* TEXT TO READ *
- - -

Starting point is 01:27:07 And you've got to bend over backwards to get it from yourself. I mean, I mean, I think that's the, especially with echo chambers now. I mean, you can be reinforced to, it takes a conscious effort to go outside of your echo chamber. And as a physicist, Richard Feynman said, the easiest person to fool. Love Richard Simon. Yeah. Say that again, the easiest person to fool it yourself. Yeah, absolutely.
Starting point is 01:27:29 It really is. And you have to constantly remember that because we all fall into that natural tendency. And it's great if you can have other people and encourage other people. But you have to still also, I think, and we have to train students. This is why I think we, you know, it's not the facts. We have to teach them how useful the process. of the scientific process is and I don't I don't see it enough and how useful it is and for things that they care about if people tethered it to people's self-interest more I think we'd get further faster
Starting point is 01:28:02 that's probably true yeah so I mean if we said look you know if you don't see this it's it's you're only you're only stunting your own growth your your own learning and and potentially harming yourself or harming others so it's in your interest to try to understand what you're missing. Well, the next case that you present is, I think, particularly appropriate and particularly timely. And it relates to Lewiston, Maine.
Starting point is 01:28:29 Oh, yeah, that's a great story. Why don't you talk a little bit about this story? Because I think it's an important story, and it demonstrates the pluses and minuses. And, you know, to preface it, it's a story about immigration in Lewinson
Starting point is 01:28:45 and how it helped. And then, and then the back reaction that caused. So why don't you? Yeah. I mean, it's a bit of a two steps forward, one step back, two steps forward. Yeah. And they're doing well now. Okay. Yeah. Yeah. So and Lewiston was a city with severe problems and I've driven through it and. Oh, you know, okay. Yeah. So yeah, Lewiston, it was a classic mill town in New England that, you know, the industry under the pressure of competition, especially global competition, move south or moved overseas in order to get cheaper labor.
Starting point is 01:29:28 And so eventually the factory that was huge closed. And so the town was dying. And the town manager thought that the only way that the town could get revived is by an injection of people, which was very smart. I'm forgetting his name right now. But in any case, he understood that the dilemma that he was going to face is that Maine was the white estate in the country. I have a very bad joke, which is it's so white, even though snow is white. But it is the whitest state in the country.

- - -

Write the next part of the conversation transcript about Lewiston, Maine, picking up after its final sentence. The lines that come next are separate material and are not part of the transcript.

Layout coordinate data
- - -

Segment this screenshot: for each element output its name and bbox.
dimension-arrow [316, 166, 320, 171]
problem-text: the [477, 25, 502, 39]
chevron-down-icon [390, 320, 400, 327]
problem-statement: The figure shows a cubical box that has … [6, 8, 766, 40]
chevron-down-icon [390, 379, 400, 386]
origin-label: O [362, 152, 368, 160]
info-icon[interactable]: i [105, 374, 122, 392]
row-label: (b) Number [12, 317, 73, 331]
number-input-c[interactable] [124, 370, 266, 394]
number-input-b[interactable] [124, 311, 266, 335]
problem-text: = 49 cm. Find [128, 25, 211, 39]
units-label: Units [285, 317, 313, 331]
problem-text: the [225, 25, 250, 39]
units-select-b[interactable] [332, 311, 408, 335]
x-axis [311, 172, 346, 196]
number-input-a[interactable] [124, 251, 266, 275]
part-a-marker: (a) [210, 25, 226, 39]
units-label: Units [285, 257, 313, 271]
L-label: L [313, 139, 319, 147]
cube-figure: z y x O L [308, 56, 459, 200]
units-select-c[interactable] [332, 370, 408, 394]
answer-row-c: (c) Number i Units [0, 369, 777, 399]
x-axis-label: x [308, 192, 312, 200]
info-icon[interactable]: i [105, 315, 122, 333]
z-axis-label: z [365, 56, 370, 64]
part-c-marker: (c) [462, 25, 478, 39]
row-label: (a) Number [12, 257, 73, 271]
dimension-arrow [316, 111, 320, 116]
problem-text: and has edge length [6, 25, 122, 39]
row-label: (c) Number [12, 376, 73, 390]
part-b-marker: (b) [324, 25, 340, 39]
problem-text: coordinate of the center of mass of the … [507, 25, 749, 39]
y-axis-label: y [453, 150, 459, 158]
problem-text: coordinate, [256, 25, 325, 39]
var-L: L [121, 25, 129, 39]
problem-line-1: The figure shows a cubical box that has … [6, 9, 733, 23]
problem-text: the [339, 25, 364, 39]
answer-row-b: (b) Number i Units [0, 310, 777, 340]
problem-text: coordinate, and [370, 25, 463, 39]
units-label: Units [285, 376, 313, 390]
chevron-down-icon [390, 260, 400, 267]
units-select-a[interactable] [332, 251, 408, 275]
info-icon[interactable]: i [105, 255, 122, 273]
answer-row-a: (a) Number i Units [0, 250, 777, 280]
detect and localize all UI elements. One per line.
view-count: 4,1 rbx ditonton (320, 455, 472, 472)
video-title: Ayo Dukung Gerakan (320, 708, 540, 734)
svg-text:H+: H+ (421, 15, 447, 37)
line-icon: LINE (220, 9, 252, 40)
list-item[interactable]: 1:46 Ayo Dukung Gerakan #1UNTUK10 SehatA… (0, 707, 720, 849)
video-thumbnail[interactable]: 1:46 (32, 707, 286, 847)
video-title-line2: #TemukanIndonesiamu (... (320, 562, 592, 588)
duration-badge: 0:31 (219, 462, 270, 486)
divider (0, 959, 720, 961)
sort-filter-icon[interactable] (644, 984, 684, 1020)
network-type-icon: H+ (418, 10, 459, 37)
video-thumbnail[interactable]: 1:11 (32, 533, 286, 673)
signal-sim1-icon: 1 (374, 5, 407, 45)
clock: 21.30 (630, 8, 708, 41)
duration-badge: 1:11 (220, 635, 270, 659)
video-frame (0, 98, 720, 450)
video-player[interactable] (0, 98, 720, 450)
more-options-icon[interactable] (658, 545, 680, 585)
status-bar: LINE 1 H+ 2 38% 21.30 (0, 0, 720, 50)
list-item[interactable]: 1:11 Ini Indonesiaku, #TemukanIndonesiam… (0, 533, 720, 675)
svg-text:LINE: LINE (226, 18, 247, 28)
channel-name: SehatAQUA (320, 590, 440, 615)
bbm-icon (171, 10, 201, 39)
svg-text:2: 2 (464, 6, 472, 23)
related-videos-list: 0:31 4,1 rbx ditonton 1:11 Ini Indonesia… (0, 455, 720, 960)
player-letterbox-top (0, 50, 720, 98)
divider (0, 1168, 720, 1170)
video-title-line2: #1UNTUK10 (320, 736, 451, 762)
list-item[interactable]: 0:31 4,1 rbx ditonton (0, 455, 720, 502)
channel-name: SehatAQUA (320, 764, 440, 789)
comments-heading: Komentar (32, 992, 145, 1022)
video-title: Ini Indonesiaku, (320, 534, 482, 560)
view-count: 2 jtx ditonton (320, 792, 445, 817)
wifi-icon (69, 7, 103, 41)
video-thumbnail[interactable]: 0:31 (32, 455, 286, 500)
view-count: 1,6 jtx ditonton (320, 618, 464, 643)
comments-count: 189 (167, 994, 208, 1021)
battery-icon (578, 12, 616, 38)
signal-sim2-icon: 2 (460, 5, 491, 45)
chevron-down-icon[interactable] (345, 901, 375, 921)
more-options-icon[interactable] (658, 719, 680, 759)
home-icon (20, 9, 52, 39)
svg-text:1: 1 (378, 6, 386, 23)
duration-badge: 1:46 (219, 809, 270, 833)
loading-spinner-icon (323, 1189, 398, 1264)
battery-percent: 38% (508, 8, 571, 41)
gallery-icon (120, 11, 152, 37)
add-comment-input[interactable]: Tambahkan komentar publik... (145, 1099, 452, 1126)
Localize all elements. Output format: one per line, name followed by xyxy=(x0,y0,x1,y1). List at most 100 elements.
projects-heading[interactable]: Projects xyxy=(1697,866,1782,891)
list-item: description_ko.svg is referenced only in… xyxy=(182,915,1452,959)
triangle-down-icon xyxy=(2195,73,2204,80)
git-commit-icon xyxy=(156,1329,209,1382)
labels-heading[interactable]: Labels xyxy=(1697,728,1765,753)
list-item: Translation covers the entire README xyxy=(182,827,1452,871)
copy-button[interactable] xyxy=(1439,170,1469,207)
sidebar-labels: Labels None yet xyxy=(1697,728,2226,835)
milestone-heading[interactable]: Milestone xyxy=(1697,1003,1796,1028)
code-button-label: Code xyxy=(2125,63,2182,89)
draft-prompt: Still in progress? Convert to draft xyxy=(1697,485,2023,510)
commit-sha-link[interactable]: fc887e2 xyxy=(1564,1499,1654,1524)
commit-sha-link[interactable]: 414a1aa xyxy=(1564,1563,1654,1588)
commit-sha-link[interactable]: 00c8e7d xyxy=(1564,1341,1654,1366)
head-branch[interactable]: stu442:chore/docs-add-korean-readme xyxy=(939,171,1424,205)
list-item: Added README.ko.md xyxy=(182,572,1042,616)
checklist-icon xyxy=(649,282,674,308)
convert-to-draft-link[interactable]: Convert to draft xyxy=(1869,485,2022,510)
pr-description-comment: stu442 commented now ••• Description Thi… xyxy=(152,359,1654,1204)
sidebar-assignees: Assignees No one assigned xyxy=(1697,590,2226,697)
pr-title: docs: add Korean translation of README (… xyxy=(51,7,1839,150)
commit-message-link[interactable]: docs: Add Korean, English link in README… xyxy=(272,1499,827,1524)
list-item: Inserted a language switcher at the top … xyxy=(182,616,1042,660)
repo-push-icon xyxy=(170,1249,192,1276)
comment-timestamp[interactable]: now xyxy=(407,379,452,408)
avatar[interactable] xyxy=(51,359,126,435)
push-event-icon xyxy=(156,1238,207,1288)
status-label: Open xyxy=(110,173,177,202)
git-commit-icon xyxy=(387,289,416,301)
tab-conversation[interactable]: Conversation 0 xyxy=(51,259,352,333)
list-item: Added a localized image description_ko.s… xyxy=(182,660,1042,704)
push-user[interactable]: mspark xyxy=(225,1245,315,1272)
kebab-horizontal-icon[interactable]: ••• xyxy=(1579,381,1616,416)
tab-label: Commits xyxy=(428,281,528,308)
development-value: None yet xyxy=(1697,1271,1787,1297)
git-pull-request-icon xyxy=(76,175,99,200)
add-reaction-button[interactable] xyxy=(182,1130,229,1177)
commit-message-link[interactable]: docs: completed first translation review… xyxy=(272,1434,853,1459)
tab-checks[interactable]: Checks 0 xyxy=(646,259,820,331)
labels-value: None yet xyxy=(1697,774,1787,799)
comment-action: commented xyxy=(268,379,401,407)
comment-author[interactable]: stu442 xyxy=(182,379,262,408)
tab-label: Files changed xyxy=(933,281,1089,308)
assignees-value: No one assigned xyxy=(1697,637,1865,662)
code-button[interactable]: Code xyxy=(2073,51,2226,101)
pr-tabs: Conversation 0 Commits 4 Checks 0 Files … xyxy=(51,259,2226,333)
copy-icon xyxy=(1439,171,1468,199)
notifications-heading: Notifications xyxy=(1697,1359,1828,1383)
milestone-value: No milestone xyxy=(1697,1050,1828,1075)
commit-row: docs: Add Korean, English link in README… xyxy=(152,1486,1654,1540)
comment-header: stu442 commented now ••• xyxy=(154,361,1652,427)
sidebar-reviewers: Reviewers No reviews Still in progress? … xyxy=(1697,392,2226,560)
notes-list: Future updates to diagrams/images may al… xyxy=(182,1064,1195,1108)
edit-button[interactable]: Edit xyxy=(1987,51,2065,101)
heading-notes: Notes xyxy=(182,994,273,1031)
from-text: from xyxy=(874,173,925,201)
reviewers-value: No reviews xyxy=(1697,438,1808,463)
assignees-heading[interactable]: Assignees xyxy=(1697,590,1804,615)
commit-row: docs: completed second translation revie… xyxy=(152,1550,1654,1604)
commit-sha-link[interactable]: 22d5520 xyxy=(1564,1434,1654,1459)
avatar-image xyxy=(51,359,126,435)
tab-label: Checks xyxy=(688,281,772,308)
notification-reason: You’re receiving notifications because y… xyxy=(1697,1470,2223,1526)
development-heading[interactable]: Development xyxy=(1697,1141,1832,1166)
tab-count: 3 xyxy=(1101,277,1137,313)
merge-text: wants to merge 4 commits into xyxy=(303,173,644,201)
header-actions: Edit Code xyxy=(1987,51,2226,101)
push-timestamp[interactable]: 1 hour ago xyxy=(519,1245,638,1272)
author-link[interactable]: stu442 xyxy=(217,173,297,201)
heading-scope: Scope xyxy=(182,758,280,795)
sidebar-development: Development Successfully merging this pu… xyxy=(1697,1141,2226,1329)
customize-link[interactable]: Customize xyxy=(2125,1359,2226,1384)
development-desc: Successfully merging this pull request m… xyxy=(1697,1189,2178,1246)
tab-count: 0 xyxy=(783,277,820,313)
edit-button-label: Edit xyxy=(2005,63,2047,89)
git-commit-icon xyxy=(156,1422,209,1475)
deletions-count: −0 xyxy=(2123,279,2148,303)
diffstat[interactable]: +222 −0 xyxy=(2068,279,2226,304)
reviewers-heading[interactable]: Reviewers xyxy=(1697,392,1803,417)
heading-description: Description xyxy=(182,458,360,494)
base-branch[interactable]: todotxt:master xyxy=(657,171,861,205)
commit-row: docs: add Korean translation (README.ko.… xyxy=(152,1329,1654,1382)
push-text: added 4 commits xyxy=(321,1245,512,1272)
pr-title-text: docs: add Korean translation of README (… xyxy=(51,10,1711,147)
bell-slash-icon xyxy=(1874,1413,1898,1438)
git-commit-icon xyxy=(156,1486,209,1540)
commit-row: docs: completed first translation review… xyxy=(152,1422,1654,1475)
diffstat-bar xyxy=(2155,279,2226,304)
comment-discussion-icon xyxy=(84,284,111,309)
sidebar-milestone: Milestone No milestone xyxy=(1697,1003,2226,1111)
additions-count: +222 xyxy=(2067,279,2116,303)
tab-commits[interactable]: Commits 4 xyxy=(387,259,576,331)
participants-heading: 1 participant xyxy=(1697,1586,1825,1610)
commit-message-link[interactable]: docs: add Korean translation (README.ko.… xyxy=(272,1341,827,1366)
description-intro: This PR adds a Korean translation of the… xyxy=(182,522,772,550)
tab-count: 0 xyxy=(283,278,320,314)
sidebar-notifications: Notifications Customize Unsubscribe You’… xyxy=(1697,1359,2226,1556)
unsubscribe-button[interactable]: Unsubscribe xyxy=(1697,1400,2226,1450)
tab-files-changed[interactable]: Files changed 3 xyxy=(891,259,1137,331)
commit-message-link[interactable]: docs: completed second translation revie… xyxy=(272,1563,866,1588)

- - -

* EXERCISE ANSWER *
Starting point is 01:30:04 Vermont is a close second. And the people who were immigrating to the United States were largely people of color. Okay. So he understood that that was going to be a tricky transition. But through the immigration network, informal network, Somali immigrants who had come from Somalia and had gone to the south and were not able to get the kind of jobs and education and conditions they wanted had heard that Lewiston was safe, had housing that was affordable, had an educational system that was better. And so they started migrating to Lewiston. And the initial influx of immigrants ended up actually increasing the town coffers because they were paying taxes. Businesses that
Starting point is 01:30:55 were shuttered were starting to open again. Rentals were starting to rent. And the town started to revive. And then at some point, the mayor, this is so like Springfield, Ohio, it's uncanny. Yeah, and that's why I wanted to bring it up because it's so, this was a town that was, you know, a small town, a white small town where a lot of, in this case, Somali citizens came in and I was struck because the quote, you know, that's written, you say here is the more Somalis arrived, the better the town's prospects became, which is not what you hear. No, but that was true coming out of. Yeah, but that's true. That's true in Springfield, by the way. Yeah. And the difference, I'll tell you, the big, I'll come back to the story, but I'm. want to say that the biggest difference between Springfield and Lewiston is that after those lies about Haitian immigrants eating cats and dogs, the law enforcement, the white law enforcement, the white mayor, the Republican governor all stood up for the immigrants and said that is not true. Okay? That did not happen in Maine. Yeah. In fact, in Maine, you know, after it began to get better, you point out that one of the people said, you know,
Starting point is 01:32:11 when they were talking about how good it was, a Somali business owner, he was, you know, doing great, said he was worried the politicians will try to separate us. And of course, just like they did in Africa. Just like they did in Africa. I mean, he had been there and done that. And but, you know, it was interesting because this is where our choices come in as a people. The mayor of Lewiston, whose name I'm going to forget, wrote a letter to the immigrant community saying,
Starting point is 01:32:41 could you slow down the rate of immigration of Somalis to the town because it's starting to tax our services and our budget? Okay. And that could have been and was, by the way, interpreted. Moray T. Raymond Jr. Yeah. I'm sorry, what was it? L'Oriy T. Raymond Jr.
Starting point is 01:33:01 Jr. Okay. And there were a lot of French Canadians had come down. to Maine. It's like they did Vermont, and he was one of them. And the guy who ran for, the guy who was governor was another. But in any case, yeah, yeah, he was a Trump lookalike who presaged Trump. But in any case, so the mayor was, what he did was interpreted in three different ways. One was, oh, he didn't mean anything by it. Another one was, what a racist son of a gun. And then the third one was what he did was very problematic but I don't think he understood that and
Starting point is 01:33:43 wasn't intended so those were three very different interpretations the interpretation that people reacted to in the moment was racist son of a bitch and they started to protest okay that then drew the attention of the New York Times because the press likes to lead with what leads yeah okay and so they said oh extremists I'm going to Maine okay okay I'm going to report on it. And then when the New York Times reported on it, that brought in the Ku Klux Klan. Okay. So notice that sequence.
Starting point is 01:34:14 The guy got interpreted in the worst possible light. They attacked him. That drew the attention of a leads with what bleeds press. That drew the attention of the Ku Klux Klan. And before you know it, it's confirming the worst fears of the white manors. Yeah. It's awesome. Okay.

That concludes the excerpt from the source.